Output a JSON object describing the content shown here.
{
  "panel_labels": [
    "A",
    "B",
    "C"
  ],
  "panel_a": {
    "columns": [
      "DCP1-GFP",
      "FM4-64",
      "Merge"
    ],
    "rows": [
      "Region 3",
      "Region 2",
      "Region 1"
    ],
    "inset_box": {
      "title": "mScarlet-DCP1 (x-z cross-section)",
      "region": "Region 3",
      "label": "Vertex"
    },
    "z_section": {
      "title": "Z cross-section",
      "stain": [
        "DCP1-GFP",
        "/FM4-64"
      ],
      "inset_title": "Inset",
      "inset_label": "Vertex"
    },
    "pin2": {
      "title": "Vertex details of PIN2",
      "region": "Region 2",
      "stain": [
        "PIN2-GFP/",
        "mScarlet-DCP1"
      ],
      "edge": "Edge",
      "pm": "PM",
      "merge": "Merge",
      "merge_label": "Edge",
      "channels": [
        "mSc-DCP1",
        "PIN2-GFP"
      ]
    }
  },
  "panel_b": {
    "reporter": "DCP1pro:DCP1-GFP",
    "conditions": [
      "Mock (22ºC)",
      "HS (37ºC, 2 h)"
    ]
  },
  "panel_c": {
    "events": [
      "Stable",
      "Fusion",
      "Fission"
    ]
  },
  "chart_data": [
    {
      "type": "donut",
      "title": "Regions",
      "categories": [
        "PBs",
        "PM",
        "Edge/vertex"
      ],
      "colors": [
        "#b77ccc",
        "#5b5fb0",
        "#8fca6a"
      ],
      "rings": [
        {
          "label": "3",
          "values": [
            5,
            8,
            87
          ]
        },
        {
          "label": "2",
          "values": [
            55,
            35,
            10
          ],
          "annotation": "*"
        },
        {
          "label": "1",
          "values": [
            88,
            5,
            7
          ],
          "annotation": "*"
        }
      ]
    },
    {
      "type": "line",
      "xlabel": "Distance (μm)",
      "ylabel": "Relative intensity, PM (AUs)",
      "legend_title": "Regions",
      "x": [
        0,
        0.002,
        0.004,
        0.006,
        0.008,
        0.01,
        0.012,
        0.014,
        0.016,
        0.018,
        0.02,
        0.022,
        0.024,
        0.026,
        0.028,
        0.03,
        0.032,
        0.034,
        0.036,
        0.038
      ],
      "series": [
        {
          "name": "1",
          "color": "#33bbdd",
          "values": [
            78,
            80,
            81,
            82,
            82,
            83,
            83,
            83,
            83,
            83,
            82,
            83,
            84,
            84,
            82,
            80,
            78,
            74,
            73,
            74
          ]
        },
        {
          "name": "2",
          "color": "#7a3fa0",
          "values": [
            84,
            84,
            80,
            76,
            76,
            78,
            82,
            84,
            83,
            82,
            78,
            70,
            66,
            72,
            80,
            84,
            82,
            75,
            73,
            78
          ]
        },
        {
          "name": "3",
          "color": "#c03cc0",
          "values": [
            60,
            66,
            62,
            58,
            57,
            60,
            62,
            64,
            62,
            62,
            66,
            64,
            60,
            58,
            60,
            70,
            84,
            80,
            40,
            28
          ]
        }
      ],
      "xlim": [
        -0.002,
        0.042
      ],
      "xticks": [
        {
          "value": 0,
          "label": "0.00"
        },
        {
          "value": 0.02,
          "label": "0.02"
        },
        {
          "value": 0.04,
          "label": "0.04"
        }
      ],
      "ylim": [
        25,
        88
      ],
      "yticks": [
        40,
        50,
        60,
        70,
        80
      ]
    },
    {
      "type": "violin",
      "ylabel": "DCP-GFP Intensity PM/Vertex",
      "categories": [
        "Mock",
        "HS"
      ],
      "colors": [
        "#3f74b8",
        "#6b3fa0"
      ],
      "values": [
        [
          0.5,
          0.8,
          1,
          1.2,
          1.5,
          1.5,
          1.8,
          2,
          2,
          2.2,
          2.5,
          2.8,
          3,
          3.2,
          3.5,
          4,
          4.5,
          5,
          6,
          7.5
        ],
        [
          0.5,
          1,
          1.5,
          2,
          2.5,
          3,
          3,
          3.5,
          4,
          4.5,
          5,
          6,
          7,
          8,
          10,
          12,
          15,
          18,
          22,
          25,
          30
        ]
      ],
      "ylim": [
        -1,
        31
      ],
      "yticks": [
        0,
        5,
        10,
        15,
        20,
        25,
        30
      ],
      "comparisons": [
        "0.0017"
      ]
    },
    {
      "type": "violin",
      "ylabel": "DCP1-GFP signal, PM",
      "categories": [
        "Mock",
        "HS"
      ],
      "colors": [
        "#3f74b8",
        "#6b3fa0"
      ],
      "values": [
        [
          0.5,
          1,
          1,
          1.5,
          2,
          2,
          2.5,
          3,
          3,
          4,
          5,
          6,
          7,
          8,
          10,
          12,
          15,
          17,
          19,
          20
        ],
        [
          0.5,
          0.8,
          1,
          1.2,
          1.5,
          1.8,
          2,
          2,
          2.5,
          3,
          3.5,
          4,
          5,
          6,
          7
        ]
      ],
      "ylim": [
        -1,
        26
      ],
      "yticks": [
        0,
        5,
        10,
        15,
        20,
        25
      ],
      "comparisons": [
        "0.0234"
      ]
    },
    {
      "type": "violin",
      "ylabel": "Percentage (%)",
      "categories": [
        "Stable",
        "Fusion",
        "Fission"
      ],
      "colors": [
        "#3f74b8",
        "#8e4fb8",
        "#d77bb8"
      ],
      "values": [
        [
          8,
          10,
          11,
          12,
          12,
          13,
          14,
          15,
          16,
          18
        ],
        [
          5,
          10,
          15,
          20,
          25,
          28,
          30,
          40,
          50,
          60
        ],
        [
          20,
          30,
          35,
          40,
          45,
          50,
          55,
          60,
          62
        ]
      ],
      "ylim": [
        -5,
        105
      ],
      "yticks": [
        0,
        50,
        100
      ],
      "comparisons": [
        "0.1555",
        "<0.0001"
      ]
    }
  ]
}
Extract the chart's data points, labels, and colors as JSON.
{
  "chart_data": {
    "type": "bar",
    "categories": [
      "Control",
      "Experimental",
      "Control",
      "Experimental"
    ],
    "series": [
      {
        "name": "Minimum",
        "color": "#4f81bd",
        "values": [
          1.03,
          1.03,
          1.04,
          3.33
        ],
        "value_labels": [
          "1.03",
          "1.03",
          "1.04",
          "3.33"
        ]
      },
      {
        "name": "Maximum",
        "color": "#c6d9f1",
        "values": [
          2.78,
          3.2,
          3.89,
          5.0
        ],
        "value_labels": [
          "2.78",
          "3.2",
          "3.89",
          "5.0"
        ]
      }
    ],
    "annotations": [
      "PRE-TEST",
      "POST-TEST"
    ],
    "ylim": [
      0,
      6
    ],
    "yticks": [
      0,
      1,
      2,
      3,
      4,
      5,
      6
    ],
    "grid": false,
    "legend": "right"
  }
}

......

-- Exercise brief --
Above are the records; retype them all without a single difference.

-- Answer below --
Output a JSON object describing the content shown here.
{
  "panel_labels": [
    "A",
    "B",
    "C"
  ],
  "panel_a": {
    "columns": [
      "DCP1-GFP",
      "FM4-64",
      "Merge"
    ],
    "rows": [
      "Region 3",
      "Region 2",
      "Region 1"
    ],
    "inset_box": {
      "title": "mScarlet-DCP1 (x-z cross-section)",
      "region": "Region 3",
      "label": "Vertex"
    },
    "z_section": {
      "title": "Z cross-section",
      "stain": [
        "DCP1-GFP",
        "/FM4-64"
      ],
      "inset_title": "Inset",
      "inset_label": "Vertex"
    },
    "pin2": {
      "title": "Vertex details of PIN2",
      "region": "Region 2",
      "stain": [
        "PIN2-GFP/",
        "mScarlet-DCP1"
      ],
      "edge": "Edge",
      "pm": "PM",
      "merge": "Merge",
      "merge_label": "Edge",
      "channels": [
        "mSc-DCP1",
        "PIN2-GFP"
      ]
    }
  },
  "panel_b": {
    "reporter": "DCP1pro:DCP1-GFP",
    "conditions": [
      "Mock (22ºC)",
      "HS (37ºC, 2 h)"
    ]
  },
  "panel_c": {
    "events": [
      "Stable",
      "Fusion",
      "Fission"
    ]
  },
  "chart_data": [
    {
      "type": "donut",
      "title": "Regions",
      "categories": [
        "PBs",
        "PM",
        "Edge/vertex"
      ],
      "colors": [
        "#b77ccc",
        "#5b5fb0",
        "#8fca6a"
      ],
      "rings": [
        {
          "label": "3",
          "values": [
            5,
            8,
            87
          ]
        },
        {
          "label": "2",
          "values": [
            55,
            35,
            10
          ],
          "annotation": "*"
        },
        {
          "label": "1",
          "values": [
            88,
            5,
            7
          ],
          "annotation": "*"
        }
      ]
    },
    {
      "type": "line",
      "xlabel": "Distance (μm)",
      "ylabel": "Relative intensity, PM (AUs)",
      "legend_title": "Regions",
      "x": [
        0,
        0.002,
        0.004,
        0.006,
        0.008,
        0.01,
        0.012,
        0.014,
        0.016,
        0.018,
        0.02,
        0.022,
        0.024,
        0.026,
        0.028,
        0.03,
        0.032,
        0.034,
        0.036,
        0.038
      ],
      "series": [
        {
          "name": "1",
          "color": "#33bbdd",
          "values": [
            78,
            80,
            81,
            82,
            82,
            83,
            83,
            83,
            83,
            83,
            82,
            83,
            84,
            84,
            82,
            80,
            78,
            74,
            73,
            74
          ]
        },
        {
          "name": "2",
          "color": "#7a3fa0",
          "values": [
            84,
            84,
            80,
            76,
            76,
            78,
            82,
            84,
            83,
            82,
            78,
            70,
            66,
            72,
            80,
            84,
            82,
            75,
            73,
            78
          ]
        },
        {
          "name": "3",
          "color": "#c03cc0",
          "values": [
            60,
            66,
            62,
            58,
            57,
            60,
            62,
            64,
            62,
            62,
            66,
            64,
            60,
            58,
            60,
            70,
            84,
            80,
            40,
            28
          ]
        }
      ],
      "xlim": [
        -0.002,
        0.042
      ],
      "xticks": [
        {
          "value": 0,
          "label": "0.00"
        },
        {
          "value": 0.02,
          "label": "0.02"
        },
        {
          "value": 0.04,
          "label": "0.04"
        }
      ],
      "ylim": [
        25,
        88
      ],
      "yticks": [
        40,
        50,
        60,
        70,
        80
      ]
    },
    {
      "type": "violin",
      "ylabel": "DCP-GFP Intensity PM/Vertex",
      "categories": [
        "Mock",
        "HS"
      ],
      "colors": [
        "#3f74b8",
        "#6b3fa0"
      ],
      "values": [
        [
          0.5,
          0.8,
          1,
          1.2,
          1.5,
          1.5,
          1.8,
          2,
          2,
          2.2,
          2.5,
          2.8,
          3,
          3.2,
          3.5,
          4,
          4.5,
          5,
          6,
          7.5
        ],
        [
          0.5,
          1,
          1.5,
          2,
          2.5,
          3,
          3,
          3.5,
          4,
          4.5,
          5,
          6,
          7,
          8,
          10,
          12,
          15,
          18,
          22,
          25,
          30
        ]
      ],
      "ylim": [
        -1,
        31
      ],
      "yticks": [
        0,
        5,
        10,
        15,
        20,
        25,
        30
      ],
      "comparisons": [
        "0.0017"
      ]
    },
    {
      "type": "violin",
      "ylabel": "DCP1-GFP signal, PM",
      "categories": [
        "Mock",
        "HS"
      ],
      "colors": [
        "#3f74b8",
        "#6b3fa0"
      ],
      "values": [
        [
          0.5,
          1,
          1,
          1.5,
          2,
          2,
          2.5,
          3,
          3,
          4,
          5,
          6,
          7,
          8,
          10,
          12,
          15,
          17,
          19,
          20
        ],
        [
          0.5,
          0.8,
          1,
          1.2,
          1.5,
          1.8,
          2,
          2,
          2.5,
          3,
          3.5,
          4,
          5,
          6,
          7
        ]
      ],
      "ylim": [
        -1,
        26
      ],
      "yticks": [
        0,
        5,
        10,
        15,
        20,
        25
      ],
      "comparisons": [
        "0.0234"
      ]
    },
    {
      "type": "violin",
      "ylabel": "Percentage (%)",
      "categories": [
        "Stable",
        "Fusion",
        "Fission"
      ],
      "colors": [
        "#3f74b8",
        "#8e4fb8",
        "#d77bb8"
      ],
      "values": [
        [
          8,
          10,
          11,
          12,
          12,
          13,
          14,
          15,
          16,
          18
        ],
        [
          5,
          10,
          15,
          20,
          25,
          28,
          30,
          40,
          50,
          60
        ],
        [
          20,
          30,
          35,
          40,
          45,
          50,
          55,
          60,
          62
        ]
      ],
      "ylim": [
        -5,
        105
      ],
      "yticks": [
        0,
        50,
        100
      ],
      "comparisons": [
        "0.1555",
        "<0.0001"
      ]
    }
  ]
}
Extract the chart's data points, labels, and colors as JSON.
{
  "chart_data": {
    "type": "bar",
    "categories": [
      "Control",
      "Experimental",
      "Control",
      "Experimental"
    ],
    "series": [
      {
        "name": "Minimum",
        "color": "#4f81bd",
        "values": [
          1.03,
          1.03,
          1.04,
          3.33
        ],
        "value_labels": [
          "1.03",
          "1.03",
          "1.04",
          "3.33"
        ]
      },
      {
        "name": "Maximum",
        "color": "#c6d9f1",
        "values": [
          2.78,
          3.2,
          3.89,
          5.0
        ],
        "value_labels": [
          "2.78",
          "3.2",
          "3.89",
          "5.0"
        ]
      }
    ],
    "annotations": [
      "PRE-TEST",
      "POST-TEST"
    ],
    "ylim": [
      0,
      6
    ],
    "yticks": [
      0,
      1,
      2,
      3,
      4,
      5,
      6
    ],
    "grid": false,
    "legend": "right"
  }
}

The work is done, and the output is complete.